**INSTRUCTION:** Would it be possible to quote, exactly and in full, the lines from the one with "Serialize everything readable" through the end of the entries below?
<<<<
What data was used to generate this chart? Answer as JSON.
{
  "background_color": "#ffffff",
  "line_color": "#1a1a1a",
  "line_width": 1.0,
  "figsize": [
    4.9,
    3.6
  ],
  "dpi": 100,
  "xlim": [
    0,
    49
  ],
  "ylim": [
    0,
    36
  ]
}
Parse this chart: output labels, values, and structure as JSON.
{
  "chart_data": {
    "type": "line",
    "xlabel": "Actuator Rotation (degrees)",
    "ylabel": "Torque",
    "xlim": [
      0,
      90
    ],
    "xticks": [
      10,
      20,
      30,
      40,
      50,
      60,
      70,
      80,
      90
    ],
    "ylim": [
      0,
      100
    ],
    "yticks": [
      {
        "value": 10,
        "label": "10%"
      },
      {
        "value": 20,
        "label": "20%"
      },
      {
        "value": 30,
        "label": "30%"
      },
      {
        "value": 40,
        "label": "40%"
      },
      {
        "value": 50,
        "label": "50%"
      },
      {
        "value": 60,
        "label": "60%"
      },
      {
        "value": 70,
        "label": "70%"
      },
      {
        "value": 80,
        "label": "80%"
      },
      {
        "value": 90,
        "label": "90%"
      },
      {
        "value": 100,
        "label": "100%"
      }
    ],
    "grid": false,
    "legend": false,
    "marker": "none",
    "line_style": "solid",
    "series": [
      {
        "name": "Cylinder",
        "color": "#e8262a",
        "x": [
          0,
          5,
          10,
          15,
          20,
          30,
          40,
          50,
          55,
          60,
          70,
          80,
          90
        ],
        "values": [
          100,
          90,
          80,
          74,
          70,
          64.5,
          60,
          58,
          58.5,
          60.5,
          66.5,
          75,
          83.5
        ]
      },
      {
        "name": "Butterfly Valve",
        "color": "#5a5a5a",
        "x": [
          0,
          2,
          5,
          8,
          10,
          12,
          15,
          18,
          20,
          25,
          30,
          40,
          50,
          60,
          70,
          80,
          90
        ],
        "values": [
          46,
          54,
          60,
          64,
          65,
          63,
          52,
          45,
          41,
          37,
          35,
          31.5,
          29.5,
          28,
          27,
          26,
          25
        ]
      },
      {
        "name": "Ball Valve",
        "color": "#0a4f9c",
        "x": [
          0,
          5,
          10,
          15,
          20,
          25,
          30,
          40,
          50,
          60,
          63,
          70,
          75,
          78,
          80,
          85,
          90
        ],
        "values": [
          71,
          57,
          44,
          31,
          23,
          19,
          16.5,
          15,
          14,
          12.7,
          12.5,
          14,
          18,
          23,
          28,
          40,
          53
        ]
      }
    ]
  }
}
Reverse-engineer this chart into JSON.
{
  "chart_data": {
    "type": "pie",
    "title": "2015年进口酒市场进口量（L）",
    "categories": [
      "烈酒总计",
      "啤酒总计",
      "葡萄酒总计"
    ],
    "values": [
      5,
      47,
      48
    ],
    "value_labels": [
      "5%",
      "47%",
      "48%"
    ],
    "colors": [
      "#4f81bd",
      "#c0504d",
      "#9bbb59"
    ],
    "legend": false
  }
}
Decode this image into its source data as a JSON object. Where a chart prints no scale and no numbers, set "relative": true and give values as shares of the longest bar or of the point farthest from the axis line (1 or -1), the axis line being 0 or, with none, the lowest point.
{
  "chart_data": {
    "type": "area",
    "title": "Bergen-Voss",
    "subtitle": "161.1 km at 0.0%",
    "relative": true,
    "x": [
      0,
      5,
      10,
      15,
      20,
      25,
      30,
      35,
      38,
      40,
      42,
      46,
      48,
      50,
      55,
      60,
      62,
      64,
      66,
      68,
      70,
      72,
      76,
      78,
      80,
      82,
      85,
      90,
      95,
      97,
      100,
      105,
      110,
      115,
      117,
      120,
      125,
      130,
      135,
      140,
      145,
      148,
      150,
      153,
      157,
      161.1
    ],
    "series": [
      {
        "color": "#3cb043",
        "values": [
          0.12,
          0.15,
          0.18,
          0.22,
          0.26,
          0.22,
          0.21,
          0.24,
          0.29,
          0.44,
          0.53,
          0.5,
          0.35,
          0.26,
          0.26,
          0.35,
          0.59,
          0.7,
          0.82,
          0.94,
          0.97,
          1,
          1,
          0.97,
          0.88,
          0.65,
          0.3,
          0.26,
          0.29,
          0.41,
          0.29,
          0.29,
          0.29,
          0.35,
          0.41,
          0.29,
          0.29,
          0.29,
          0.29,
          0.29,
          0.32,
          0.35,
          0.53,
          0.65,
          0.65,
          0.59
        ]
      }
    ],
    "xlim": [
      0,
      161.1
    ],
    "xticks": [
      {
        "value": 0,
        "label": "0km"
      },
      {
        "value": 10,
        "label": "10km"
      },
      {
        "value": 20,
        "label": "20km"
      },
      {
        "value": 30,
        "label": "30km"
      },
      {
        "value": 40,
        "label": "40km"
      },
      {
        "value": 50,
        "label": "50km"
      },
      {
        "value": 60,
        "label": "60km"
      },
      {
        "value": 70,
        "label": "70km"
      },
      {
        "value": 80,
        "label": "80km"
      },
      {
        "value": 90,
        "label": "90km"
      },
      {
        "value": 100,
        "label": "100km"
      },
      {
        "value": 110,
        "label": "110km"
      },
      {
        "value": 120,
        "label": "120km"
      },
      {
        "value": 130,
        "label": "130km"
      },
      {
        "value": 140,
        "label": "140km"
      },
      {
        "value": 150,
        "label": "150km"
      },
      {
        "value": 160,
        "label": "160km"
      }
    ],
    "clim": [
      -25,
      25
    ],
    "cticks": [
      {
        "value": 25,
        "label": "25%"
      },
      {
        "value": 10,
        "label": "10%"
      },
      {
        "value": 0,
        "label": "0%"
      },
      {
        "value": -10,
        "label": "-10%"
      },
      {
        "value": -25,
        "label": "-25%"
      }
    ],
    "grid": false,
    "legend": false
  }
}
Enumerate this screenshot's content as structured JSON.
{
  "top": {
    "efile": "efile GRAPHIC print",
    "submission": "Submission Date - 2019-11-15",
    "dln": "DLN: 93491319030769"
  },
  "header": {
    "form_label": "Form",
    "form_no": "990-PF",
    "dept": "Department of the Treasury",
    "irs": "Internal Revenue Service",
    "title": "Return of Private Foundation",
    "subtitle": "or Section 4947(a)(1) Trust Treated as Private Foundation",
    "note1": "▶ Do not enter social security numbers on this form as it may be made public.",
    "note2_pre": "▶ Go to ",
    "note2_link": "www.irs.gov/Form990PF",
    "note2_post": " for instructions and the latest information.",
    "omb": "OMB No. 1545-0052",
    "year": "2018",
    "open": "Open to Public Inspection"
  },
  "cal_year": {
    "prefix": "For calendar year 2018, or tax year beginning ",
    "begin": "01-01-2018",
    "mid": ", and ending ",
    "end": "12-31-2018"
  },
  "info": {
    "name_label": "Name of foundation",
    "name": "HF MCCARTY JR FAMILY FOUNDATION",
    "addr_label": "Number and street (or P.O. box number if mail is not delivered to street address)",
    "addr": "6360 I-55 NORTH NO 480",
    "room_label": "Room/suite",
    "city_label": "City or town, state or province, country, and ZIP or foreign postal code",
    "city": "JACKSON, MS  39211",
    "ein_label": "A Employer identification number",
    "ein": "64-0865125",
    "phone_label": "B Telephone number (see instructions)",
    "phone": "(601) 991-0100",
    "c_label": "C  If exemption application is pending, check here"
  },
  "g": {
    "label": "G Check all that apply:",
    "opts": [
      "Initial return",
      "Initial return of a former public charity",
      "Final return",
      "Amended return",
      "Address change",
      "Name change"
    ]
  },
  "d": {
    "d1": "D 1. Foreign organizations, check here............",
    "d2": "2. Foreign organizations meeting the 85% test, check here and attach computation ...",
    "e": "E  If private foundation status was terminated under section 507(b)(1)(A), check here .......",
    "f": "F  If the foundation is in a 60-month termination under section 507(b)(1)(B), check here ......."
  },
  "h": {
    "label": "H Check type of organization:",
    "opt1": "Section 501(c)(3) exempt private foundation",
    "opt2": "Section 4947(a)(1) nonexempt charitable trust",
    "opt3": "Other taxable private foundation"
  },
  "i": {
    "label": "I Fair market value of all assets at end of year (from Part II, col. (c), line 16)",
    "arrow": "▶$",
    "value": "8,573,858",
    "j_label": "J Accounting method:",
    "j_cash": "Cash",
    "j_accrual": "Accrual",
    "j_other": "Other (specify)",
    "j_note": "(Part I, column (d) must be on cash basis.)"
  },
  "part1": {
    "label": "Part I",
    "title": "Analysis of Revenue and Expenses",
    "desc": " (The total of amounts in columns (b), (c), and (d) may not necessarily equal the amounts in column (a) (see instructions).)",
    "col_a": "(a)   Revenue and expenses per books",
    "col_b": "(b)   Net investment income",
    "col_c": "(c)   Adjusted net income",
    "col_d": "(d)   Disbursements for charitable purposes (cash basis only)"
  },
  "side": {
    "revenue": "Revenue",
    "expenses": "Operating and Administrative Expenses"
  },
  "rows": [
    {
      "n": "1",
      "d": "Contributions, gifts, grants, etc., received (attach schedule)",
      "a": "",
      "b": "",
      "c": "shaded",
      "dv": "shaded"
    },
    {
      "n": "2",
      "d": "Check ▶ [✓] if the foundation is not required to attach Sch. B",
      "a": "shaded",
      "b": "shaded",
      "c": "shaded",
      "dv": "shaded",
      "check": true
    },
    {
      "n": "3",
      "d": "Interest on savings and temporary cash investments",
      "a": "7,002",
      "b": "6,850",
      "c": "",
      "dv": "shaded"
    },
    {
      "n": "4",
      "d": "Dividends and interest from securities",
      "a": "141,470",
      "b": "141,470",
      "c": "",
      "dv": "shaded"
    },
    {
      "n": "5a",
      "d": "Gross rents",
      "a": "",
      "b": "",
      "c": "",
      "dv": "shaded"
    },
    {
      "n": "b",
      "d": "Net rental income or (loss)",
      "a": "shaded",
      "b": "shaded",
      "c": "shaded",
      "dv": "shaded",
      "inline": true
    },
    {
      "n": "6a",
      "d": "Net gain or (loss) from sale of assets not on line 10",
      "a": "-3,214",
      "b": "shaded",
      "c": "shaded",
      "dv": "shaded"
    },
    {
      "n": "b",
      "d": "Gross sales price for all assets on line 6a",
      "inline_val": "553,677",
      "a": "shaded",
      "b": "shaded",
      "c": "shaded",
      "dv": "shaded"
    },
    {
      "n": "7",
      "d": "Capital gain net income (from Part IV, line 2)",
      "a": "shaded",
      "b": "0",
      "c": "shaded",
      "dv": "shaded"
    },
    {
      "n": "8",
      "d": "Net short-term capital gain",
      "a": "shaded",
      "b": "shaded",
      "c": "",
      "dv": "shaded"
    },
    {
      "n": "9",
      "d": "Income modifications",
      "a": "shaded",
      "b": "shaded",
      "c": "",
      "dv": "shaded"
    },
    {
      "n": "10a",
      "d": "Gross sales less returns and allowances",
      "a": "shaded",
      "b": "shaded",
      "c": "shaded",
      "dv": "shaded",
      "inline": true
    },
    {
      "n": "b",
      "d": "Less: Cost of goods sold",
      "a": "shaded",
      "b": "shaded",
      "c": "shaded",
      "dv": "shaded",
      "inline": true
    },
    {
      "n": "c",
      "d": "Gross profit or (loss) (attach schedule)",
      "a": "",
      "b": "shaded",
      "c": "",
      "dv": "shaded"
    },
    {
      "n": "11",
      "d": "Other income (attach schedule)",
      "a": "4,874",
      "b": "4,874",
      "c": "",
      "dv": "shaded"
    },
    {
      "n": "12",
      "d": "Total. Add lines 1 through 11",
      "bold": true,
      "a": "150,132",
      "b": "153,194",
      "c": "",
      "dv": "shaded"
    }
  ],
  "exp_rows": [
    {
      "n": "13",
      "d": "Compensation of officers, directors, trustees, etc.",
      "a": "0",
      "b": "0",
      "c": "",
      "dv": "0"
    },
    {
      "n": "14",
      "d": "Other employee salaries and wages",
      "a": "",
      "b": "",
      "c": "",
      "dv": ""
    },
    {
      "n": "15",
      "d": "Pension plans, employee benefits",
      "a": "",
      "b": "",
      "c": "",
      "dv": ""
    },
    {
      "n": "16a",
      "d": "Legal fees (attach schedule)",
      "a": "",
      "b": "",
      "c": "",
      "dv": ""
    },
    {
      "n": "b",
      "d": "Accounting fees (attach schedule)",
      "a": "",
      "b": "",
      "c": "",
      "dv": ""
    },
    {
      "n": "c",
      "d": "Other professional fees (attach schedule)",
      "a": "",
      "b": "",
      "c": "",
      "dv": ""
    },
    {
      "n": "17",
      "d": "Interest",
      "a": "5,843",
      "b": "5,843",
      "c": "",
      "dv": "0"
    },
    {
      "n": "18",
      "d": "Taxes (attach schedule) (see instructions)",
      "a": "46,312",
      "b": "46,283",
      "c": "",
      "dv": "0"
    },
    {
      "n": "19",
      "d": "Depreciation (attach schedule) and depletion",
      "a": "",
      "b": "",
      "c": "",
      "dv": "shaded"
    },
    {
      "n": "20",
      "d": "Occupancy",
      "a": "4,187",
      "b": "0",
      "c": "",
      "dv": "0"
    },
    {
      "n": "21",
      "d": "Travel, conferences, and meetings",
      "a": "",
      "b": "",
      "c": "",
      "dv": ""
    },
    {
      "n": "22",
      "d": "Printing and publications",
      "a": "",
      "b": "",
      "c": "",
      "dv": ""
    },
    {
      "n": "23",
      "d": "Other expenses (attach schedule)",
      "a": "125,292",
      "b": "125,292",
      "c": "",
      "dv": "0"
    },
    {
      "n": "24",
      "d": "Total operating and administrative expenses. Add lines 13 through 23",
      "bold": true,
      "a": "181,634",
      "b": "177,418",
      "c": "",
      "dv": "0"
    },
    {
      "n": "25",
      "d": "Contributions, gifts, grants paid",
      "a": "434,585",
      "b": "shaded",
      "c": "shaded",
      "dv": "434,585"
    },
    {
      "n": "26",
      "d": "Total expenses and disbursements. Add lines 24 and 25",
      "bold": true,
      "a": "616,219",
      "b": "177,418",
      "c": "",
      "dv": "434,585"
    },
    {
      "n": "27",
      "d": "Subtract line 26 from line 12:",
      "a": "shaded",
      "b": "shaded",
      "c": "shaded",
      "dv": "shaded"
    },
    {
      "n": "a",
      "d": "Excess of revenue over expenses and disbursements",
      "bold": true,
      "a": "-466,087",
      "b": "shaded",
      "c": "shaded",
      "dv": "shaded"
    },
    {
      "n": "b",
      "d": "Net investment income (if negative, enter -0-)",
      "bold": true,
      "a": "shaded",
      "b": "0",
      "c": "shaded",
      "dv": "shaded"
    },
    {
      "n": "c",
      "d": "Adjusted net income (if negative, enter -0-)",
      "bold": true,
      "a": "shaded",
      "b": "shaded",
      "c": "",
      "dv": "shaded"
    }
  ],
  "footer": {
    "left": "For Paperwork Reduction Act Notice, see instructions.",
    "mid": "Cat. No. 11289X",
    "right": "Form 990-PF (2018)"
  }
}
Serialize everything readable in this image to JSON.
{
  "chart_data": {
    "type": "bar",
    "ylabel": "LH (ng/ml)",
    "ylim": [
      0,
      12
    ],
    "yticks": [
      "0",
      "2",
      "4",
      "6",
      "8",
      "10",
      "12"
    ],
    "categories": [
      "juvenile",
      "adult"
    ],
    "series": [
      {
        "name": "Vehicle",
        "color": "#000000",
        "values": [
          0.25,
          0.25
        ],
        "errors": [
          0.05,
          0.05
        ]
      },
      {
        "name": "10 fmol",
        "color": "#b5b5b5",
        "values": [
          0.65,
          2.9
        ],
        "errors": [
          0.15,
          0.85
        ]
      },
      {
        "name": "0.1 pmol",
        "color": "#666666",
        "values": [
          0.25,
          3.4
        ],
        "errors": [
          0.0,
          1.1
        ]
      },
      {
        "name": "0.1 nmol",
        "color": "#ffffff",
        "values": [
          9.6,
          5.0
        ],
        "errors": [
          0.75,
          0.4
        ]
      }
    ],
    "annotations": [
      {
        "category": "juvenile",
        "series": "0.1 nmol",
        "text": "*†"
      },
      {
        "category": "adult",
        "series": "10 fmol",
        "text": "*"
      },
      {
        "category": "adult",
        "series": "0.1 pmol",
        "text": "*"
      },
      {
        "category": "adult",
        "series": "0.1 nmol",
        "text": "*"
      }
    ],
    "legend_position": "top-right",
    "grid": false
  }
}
>>>>
**WRITTEN ANSWER:**
Serialize everything readable in this image to JSON.
{
  "chart_data": {
    "type": "bar",
    "ylabel": "LH (ng/ml)",
    "ylim": [
      0,
      12
    ],
    "yticks": [
      "0",
      "2",
      "4",
      "6",
      "8",
      "10",
      "12"
    ],
    "categories": [
      "juvenile",
      "adult"
    ],
    "series": [
      {
        "name": "Vehicle",
        "color": "#000000",
        "values": [
          0.25,
          0.25
        ],
        "errors": [
          0.05,
          0.05
        ]
      },
      {
        "name": "10 fmol",
        "color": "#b5b5b5",
        "values": [
          0.65,
          2.9
        ],
        "errors": [
          0.15,
          0.85
        ]
      },
      {
        "name": "0.1 pmol",
        "color": "#666666",
        "values": [
          0.25,
          3.4
        ],
        "errors": [
          0.0,
          1.1
        ]
      },
      {
        "name": "0.1 nmol",
        "color": "#ffffff",
        "values": [
          9.6,
          5.0
        ],
        "errors": [
          0.75,
          0.4
        ]
      }
    ],
    "annotations": [
      {
        "category": "juvenile",
        "series": "0.1 nmol",
        "text": "*†"
      },
      {
        "category": "adult",
        "series": "10 fmol",
        "text": "*"
      },
      {
        "category": "adult",
        "series": "0.1 pmol",
        "text": "*"
      },
      {
        "category": "adult",
        "series": "0.1 nmol",
        "text": "*"
      }
    ],
    "legend_position": "top-right",
    "grid": false
  }
}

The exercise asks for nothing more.